[Dataset records]
########

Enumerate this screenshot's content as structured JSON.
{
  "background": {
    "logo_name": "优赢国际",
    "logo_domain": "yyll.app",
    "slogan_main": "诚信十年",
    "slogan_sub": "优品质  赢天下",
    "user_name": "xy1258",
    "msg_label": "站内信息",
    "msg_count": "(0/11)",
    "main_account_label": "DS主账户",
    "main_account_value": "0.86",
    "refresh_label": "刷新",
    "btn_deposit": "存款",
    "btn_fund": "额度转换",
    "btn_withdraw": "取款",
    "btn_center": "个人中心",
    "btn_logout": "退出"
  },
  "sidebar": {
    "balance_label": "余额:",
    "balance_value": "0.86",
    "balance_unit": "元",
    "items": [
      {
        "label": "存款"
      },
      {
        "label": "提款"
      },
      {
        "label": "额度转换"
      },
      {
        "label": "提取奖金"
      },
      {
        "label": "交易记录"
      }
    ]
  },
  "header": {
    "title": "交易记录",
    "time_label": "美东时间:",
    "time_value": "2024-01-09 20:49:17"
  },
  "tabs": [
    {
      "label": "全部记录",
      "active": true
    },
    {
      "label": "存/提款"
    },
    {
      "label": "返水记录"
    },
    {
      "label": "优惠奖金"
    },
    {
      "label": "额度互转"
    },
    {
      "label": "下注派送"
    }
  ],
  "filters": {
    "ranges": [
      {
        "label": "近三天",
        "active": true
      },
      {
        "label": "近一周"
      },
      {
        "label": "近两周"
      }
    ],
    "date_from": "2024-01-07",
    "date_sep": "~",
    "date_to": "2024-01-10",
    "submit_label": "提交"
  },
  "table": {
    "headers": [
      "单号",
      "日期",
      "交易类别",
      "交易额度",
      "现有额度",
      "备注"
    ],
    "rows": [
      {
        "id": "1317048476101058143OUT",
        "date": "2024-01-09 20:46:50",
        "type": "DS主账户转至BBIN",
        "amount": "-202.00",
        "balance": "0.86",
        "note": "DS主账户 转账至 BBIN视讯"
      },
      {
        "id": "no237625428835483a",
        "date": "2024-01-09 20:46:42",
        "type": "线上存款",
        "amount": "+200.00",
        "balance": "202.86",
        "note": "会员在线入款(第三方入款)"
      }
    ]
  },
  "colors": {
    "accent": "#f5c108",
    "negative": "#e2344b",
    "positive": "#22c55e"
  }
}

########

-- Work to do --
Identify all lines in the records above with the word "note".

-- Written answer --
        "note": "DS主账户 转账至 BBIN视讯"
        "note": "会员在线入款(第三方入款)"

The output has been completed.